:: Material for the task

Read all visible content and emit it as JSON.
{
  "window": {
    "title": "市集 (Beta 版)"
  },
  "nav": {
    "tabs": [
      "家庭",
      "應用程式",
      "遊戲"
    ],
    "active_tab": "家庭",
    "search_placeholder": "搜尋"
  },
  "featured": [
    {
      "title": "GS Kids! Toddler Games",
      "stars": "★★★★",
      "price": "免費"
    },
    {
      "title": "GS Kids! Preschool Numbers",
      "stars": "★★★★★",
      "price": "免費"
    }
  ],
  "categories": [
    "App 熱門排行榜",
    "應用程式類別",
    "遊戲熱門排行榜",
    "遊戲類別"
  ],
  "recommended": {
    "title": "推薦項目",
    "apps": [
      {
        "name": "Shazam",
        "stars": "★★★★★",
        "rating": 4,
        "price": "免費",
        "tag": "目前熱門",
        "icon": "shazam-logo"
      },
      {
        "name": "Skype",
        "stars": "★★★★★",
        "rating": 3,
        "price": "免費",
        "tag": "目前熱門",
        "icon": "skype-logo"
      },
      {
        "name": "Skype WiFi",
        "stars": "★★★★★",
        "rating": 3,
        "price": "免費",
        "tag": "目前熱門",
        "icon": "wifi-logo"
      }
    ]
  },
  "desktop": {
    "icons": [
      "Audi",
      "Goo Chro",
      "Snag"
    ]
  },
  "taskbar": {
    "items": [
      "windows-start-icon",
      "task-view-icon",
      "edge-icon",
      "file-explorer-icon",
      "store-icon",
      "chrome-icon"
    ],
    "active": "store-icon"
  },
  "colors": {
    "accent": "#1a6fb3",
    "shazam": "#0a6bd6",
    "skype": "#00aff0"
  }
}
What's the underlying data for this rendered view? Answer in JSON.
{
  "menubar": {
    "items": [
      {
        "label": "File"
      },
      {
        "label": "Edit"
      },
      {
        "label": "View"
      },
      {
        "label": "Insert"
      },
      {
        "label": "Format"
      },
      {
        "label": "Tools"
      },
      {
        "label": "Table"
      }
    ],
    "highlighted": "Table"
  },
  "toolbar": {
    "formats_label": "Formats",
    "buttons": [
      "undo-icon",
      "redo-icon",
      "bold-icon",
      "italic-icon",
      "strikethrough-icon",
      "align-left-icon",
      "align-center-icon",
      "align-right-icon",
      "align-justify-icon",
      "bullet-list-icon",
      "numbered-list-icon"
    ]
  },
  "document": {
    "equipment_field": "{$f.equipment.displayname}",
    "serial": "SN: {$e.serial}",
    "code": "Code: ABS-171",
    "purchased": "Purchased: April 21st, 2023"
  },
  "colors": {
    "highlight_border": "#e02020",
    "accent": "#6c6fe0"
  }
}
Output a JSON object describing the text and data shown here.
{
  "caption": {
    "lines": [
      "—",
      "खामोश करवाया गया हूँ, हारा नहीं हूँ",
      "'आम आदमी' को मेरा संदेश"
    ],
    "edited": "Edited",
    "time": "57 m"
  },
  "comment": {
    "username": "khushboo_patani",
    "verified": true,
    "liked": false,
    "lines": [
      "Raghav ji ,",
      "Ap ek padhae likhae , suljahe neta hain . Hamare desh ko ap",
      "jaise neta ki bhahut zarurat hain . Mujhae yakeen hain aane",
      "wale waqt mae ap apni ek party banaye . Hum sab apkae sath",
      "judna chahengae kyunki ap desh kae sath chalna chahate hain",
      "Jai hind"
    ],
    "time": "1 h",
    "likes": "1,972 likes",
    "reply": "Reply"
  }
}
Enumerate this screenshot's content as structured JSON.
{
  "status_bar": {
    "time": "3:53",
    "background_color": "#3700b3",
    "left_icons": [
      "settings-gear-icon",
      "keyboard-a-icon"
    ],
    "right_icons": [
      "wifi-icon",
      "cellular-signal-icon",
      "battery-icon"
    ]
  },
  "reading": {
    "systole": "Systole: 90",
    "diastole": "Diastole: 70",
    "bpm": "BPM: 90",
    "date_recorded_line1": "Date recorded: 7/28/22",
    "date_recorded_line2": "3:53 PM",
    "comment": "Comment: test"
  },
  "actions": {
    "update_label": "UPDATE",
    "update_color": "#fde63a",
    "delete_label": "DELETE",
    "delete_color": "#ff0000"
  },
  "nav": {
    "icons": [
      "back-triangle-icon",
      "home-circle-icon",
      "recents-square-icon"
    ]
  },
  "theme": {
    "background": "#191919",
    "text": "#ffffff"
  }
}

::::

_What needs to be done_: Report only a number: how many lines in the material above contain the string "list".

_Task result_: 2